* Listed entries
##############################

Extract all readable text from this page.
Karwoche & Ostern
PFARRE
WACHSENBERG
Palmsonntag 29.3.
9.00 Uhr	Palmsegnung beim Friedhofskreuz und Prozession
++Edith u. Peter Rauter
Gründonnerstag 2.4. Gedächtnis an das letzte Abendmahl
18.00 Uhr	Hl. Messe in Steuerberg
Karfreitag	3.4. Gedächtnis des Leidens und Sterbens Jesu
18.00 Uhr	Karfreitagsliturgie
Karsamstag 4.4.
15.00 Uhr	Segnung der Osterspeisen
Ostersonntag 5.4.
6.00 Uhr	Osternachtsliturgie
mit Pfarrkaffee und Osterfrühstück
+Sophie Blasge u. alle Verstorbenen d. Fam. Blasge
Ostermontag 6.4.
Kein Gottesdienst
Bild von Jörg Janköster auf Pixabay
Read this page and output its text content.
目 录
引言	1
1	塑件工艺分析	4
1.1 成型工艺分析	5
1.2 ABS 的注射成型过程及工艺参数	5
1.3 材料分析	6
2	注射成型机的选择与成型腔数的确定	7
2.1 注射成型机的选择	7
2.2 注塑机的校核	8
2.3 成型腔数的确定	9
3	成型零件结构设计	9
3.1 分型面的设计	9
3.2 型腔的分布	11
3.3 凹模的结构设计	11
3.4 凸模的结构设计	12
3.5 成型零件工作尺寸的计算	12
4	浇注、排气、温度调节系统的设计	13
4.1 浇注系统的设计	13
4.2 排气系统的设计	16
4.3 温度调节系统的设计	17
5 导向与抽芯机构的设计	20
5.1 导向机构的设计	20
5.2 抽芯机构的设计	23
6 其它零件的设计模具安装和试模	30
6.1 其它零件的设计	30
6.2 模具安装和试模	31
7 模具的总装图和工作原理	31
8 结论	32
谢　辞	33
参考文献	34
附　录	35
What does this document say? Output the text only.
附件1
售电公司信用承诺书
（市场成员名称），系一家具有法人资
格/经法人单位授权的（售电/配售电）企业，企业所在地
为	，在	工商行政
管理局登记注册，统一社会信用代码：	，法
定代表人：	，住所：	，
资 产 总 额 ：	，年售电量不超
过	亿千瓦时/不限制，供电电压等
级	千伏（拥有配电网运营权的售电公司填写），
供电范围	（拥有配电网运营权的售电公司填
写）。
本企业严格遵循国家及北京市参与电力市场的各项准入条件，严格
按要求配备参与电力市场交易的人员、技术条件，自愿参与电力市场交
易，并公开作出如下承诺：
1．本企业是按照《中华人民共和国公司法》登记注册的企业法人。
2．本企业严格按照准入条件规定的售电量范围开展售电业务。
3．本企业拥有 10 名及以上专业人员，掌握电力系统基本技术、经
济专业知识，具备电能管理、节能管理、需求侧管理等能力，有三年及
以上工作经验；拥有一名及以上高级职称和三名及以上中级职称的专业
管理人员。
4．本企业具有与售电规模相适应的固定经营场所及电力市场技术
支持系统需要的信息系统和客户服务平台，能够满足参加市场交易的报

##############################

* Exercise directions
Identify every line above that includes the word "text", and show those lines.

* Exercise output
Extract all readable text from this page.
Read this page and output its text content.
What does this document say? Output the text only.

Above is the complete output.